§ **Task directions**: Go through the listing and set it down exactly, leaving out its pictures.

#### Exercise data ####

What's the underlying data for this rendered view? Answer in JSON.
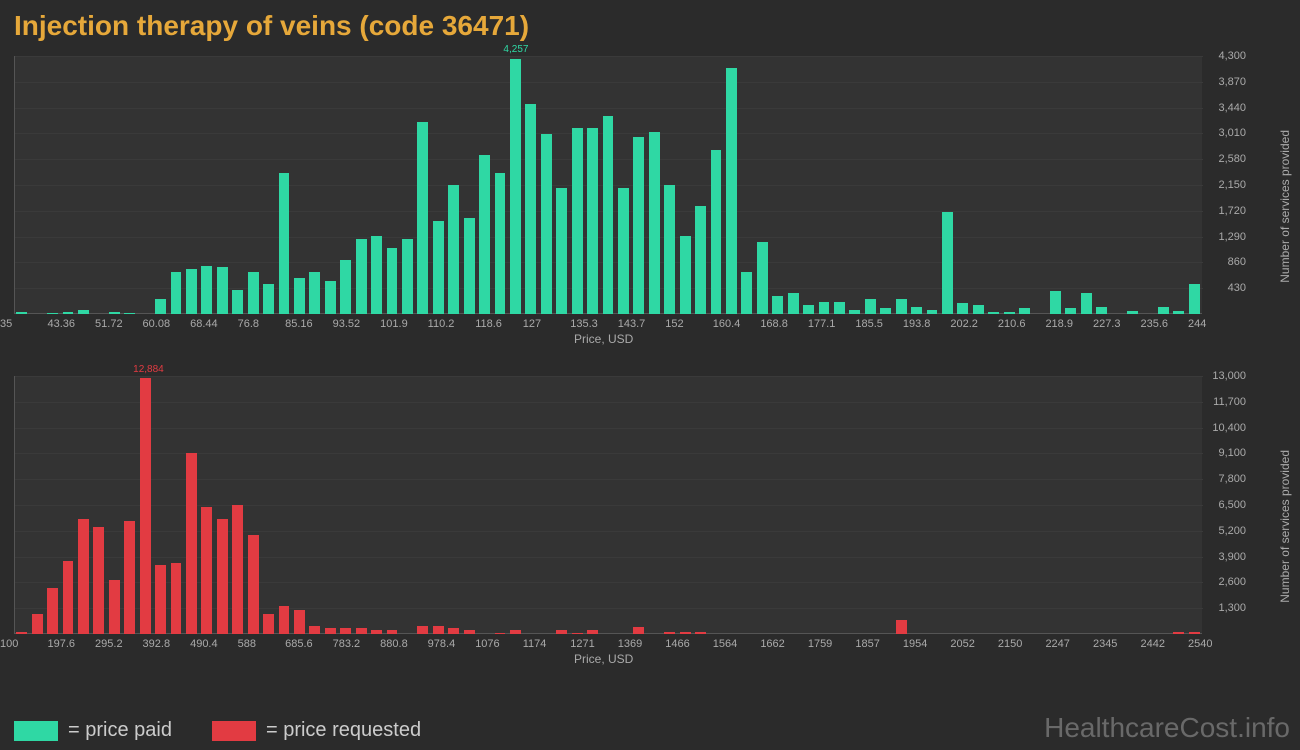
{
  "title": "Injection therapy of veins (code 36471)",
  "title_color": "#e6a83a",
  "bg_color": "#2b2b2b",
  "plot_bg_color": "#333333",
  "axis_line_color": "#555555",
  "grid_color": "#3a3a3a",
  "tick_text_color": "#aaaaaa",
  "chart1": {
    "type": "bar",
    "color": "#2fd8a4",
    "peak_label": "4,257",
    "peak_index": 32,
    "xlabel": "Price, USD",
    "ylabel": "Number of services provided",
    "x_ticks": [
      "35",
      "43.36",
      "51.72",
      "60.08",
      "68.44",
      "76.8",
      "85.16",
      "93.52",
      "101.9",
      "110.2",
      "118.6",
      "127",
      "135.3",
      "143.7",
      "152",
      "160.4",
      "168.8",
      "177.1",
      "185.5",
      "193.8",
      "202.2",
      "210.6",
      "218.9",
      "227.3",
      "235.6",
      "244"
    ],
    "y_ticks": [
      "430",
      "860",
      "1,290",
      "1,720",
      "2,150",
      "2,580",
      "3,010",
      "3,440",
      "3,870",
      "4,300"
    ],
    "y_max": 4300,
    "values": [
      30,
      0,
      20,
      30,
      60,
      0,
      40,
      20,
      0,
      250,
      700,
      750,
      800,
      780,
      400,
      700,
      500,
      2350,
      600,
      700,
      550,
      900,
      1250,
      1300,
      1100,
      1250,
      3200,
      1550,
      2150,
      1600,
      2650,
      2350,
      4257,
      3500,
      3000,
      2100,
      3100,
      3100,
      3300,
      2100,
      2950,
      3030,
      2150,
      1300,
      1800,
      2730,
      4100,
      700,
      1200,
      300,
      350,
      150,
      200,
      200,
      70,
      250,
      100,
      250,
      120,
      60,
      1700,
      180,
      150,
      30,
      40,
      100,
      0,
      380,
      100,
      350,
      120,
      0,
      50,
      0,
      120,
      50,
      500
    ]
  },
  "chart2": {
    "type": "bar",
    "color": "#e23b42",
    "peak_label": "12,884",
    "peak_index": 8,
    "xlabel": "Price, USD",
    "ylabel": "Number of services provided",
    "x_ticks": [
      "100",
      "197.6",
      "295.2",
      "392.8",
      "490.4",
      "588",
      "685.6",
      "783.2",
      "880.8",
      "978.4",
      "1076",
      "1174",
      "1271",
      "1369",
      "1466",
      "1564",
      "1662",
      "1759",
      "1857",
      "1954",
      "2052",
      "2150",
      "2247",
      "2345",
      "2442",
      "2540"
    ],
    "y_ticks": [
      "1,300",
      "2,600",
      "3,900",
      "5,200",
      "6,500",
      "7,800",
      "9,100",
      "10,400",
      "11,700",
      "13,000"
    ],
    "y_max": 13000,
    "values": [
      100,
      1000,
      2300,
      3700,
      5800,
      5400,
      2700,
      5700,
      12884,
      3500,
      3600,
      9100,
      6400,
      5800,
      6500,
      5000,
      1000,
      1400,
      1200,
      400,
      300,
      300,
      300,
      180,
      200,
      0,
      400,
      400,
      300,
      200,
      0,
      50,
      200,
      0,
      0,
      200,
      50,
      200,
      0,
      0,
      350,
      0,
      100,
      100,
      100,
      0,
      0,
      0,
      0,
      0,
      0,
      0,
      0,
      0,
      0,
      0,
      0,
      700,
      0,
      0,
      0,
      0,
      0,
      0,
      0,
      0,
      0,
      0,
      0,
      0,
      0,
      0,
      0,
      0,
      0,
      120,
      120
    ]
  },
  "legend": {
    "item1": {
      "label": "= price paid",
      "color": "#2fd8a4"
    },
    "item2": {
      "label": "= price requested",
      "color": "#e23b42"
    },
    "text_color": "#cccccc"
  },
  "watermark": {
    "text": "HealthcareCost.info",
    "color": "#707070"
  }
}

####

§ **Correct answer**:
What's the underlying data for this rendered view? Answer in JSON.
{
  "title": "Injection therapy of veins (code 36471)",
  "title_color": "#e6a83a",
  "bg_color": "#2b2b2b",
  "plot_bg_color": "#333333",
  "axis_line_color": "#555555",
  "grid_color": "#3a3a3a",
  "tick_text_color": "#aaaaaa",
  "chart1": {
    "type": "bar",
    "color": "#2fd8a4",
    "peak_label": "4,257",
    "peak_index": 32,
    "xlabel": "Price, USD",
    "ylabel": "Number of services provided",
    "x_ticks": [
      "35",
      "43.36",
      "51.72",
      "60.08",
      "68.44",
      "76.8",
      "85.16",
      "93.52",
      "101.9",
      "110.2",
      "118.6",
      "127",
      "135.3",
      "143.7",
      "152",
      "160.4",
      "168.8",
      "177.1",
      "185.5",
      "193.8",
      "202.2",
      "210.6",
      "218.9",
      "227.3",
      "235.6",
      "244"
    ],
    "y_ticks": [
      "430",
      "860",
      "1,290",
      "1,720",
      "2,150",
      "2,580",
      "3,010",
      "3,440",
      "3,870",
      "4,300"
    ],
    "y_max": 4300,
    "values": [
      30,
      0,
      20,
      30,
      60,
      0,
      40,
      20,
      0,
      250,
      700,
      750,
      800,
      780,
      400,
      700,
      500,
      2350,
      600,
      700,
      550,
      900,
      1250,
      1300,
      1100,
      1250,
      3200,
      1550,
      2150,
      1600,
      2650,
      2350,
      4257,
      3500,
      3000,
      2100,
      3100,
      3100,
      3300,
      2100,
      2950,
      3030,
      2150,
      1300,
      1800,
      2730,
      4100,
      700,
      1200,
      300,
      350,
      150,
      200,
      200,
      70,
      250,
      100,
      250,
      120,
      60,
      1700,
      180,
      150,
      30,
      40,
      100,
      0,
      380,
      100,
      350,
      120,
      0,
      50,
      0,
      120,
      50,
      500
    ]
  },
  "chart2": {
    "type": "bar",
    "color": "#e23b42",
    "peak_label": "12,884",
    "peak_index": 8,
    "xlabel": "Price, USD",
    "ylabel": "Number of services provided",
    "x_ticks": [
      "100",
      "197.6",
      "295.2",
      "392.8",
      "490.4",
      "588",
      "685.6",
      "783.2",
      "880.8",
      "978.4",
      "1076",
      "1174",
      "1271",
      "1369",
      "1466",
      "1564",
      "1662",
      "1759",
      "1857",
      "1954",
      "2052",
      "2150",
      "2247",
      "2345",
      "2442",
      "2540"
    ],
    "y_ticks": [
      "1,300",
      "2,600",
      "3,900",
      "5,200",
      "6,500",
      "7,800",
      "9,100",
      "10,400",
      "11,700",
      "13,000"
    ],
    "y_max": 13000,
    "values": [
      100,
      1000,
      2300,
      3700,
      5800,
      5400,
      2700,
      5700,
      12884,
      3500,
      3600,
      9100,
      6400,
      5800,
      6500,
      5000,
      1000,
      1400,
      1200,
      400,
      300,
      300,
      300,
      180,
      200,
      0,
      400,
      400,
      300,
      200,
      0,
      50,
      200,
      0,
      0,
      200,
      50,
      200,
      0,
      0,
      350,
      0,
      100,
      100,
      100,
      0,
      0,
      0,
      0,
      0,
      0,
      0,
      0,
      0,
      0,
      0,
      0,
      700,
      0,
      0,
      0,
      0,
      0,
      0,
      0,
      0,
      0,
      0,
      0,
      0,
      0,
      0,
      0,
      0,
      0,
      120,
      120
    ]
  },
  "legend": {
    "item1": {
      "label": "= price paid",
      "color": "#2fd8a4"
    },
    "item2": {
      "label": "= price requested",
      "color": "#e23b42"
    },
    "text_color": "#cccccc"
  },
  "watermark": {
    "text": "HealthcareCost.info",
    "color": "#707070"
  }
}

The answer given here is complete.